WHAT IS ASKED. Tally the lines in the listing below that contain "用不等式表示为" and report the tally alone.

[Extracted data entries]
BEGIN

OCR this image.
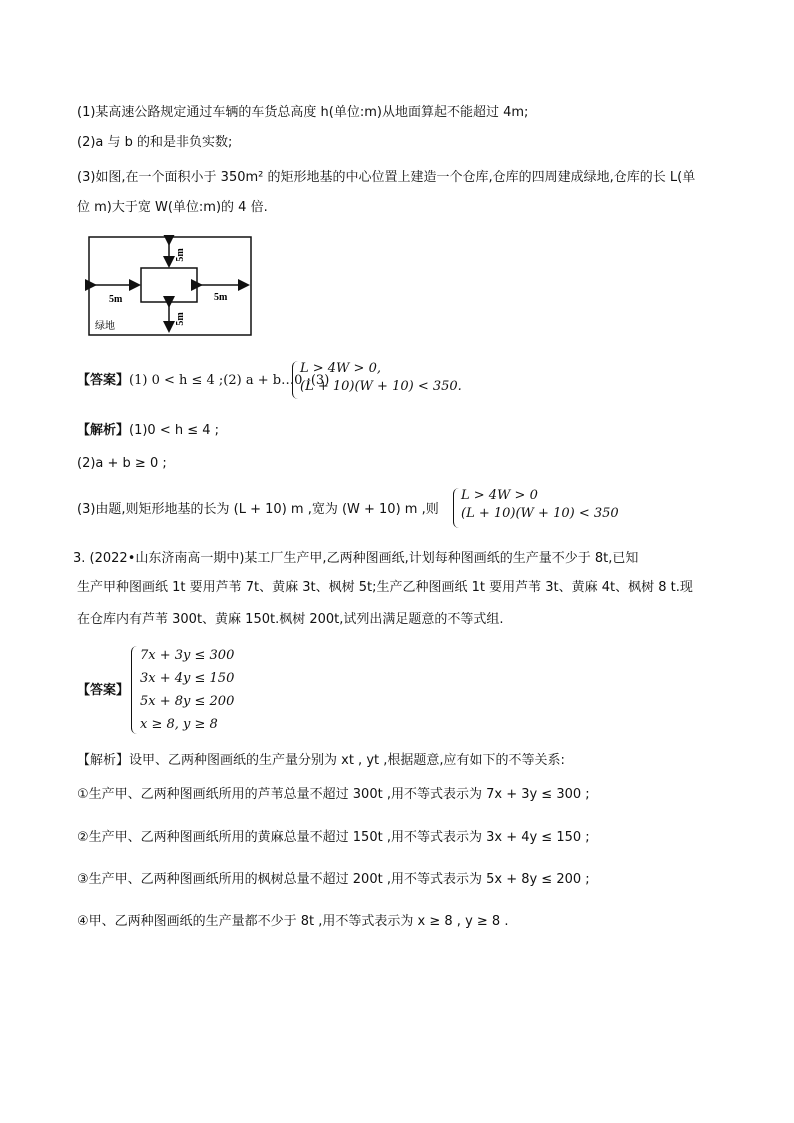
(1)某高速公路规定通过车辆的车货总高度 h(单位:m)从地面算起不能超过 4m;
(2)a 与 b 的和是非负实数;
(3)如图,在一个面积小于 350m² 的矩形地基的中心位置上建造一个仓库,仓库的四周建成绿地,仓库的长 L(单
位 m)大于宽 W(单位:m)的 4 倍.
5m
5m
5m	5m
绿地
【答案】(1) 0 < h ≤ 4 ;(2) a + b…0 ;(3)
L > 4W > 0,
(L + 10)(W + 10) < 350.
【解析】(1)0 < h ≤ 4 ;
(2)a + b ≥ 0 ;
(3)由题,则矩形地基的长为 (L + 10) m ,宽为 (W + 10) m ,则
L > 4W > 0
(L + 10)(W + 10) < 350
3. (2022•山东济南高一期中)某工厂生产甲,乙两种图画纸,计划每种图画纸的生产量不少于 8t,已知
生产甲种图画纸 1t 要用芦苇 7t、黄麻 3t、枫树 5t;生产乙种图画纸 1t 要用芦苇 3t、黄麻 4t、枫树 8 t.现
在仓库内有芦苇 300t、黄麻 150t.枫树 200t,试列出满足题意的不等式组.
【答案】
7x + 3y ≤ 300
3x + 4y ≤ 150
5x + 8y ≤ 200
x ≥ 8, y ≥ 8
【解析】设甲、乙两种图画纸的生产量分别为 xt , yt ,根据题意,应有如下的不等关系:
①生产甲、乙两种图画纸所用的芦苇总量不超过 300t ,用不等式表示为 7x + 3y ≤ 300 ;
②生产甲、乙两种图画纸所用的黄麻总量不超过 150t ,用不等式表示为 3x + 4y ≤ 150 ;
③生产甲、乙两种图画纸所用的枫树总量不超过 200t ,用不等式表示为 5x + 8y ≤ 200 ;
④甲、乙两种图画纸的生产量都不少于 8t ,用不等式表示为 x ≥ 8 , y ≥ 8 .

END

EXERCISE RESULT. 4